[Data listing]
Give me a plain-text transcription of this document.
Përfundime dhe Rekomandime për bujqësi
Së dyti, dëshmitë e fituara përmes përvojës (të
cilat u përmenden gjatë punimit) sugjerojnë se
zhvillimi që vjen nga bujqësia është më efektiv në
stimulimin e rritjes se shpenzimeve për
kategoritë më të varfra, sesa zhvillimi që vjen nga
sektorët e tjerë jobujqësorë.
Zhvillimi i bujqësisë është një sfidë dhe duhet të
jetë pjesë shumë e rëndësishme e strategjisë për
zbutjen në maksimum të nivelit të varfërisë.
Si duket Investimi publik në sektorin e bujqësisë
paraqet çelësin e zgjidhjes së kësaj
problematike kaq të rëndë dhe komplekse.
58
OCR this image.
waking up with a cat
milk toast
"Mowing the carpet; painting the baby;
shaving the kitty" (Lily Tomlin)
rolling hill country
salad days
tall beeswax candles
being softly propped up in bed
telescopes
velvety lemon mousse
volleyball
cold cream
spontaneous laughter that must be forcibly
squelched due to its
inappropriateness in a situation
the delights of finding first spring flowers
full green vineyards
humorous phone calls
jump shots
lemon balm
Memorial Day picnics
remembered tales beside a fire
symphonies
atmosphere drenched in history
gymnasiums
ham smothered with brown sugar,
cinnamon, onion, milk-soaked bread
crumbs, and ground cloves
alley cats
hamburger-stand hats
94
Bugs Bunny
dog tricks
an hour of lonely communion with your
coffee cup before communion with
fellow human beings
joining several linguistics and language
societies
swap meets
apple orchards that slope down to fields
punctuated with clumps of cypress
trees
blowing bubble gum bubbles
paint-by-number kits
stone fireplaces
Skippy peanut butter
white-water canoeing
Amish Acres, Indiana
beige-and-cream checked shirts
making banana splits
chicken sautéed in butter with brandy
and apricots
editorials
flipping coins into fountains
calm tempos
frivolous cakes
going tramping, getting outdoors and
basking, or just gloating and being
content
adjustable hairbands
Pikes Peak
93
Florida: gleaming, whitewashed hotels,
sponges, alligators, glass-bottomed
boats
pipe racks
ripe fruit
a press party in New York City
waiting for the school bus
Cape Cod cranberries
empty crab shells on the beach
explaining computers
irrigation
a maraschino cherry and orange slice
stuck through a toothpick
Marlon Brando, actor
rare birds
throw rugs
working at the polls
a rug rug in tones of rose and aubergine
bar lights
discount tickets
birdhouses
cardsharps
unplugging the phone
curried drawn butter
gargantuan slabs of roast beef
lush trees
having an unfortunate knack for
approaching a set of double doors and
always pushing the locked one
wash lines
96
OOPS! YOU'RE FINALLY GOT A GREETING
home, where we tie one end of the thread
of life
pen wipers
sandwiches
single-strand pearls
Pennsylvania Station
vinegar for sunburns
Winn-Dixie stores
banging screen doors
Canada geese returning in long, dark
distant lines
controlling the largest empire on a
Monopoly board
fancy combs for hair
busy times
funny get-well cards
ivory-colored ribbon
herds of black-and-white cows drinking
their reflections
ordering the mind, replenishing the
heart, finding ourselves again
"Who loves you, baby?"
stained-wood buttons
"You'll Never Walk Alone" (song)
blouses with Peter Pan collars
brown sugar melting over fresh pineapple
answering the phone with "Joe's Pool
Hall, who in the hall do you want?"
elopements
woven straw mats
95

| Instruction |
Of the lines in the listing above, how many hold the string "vjen"? Reply with the number only.

| Result |
2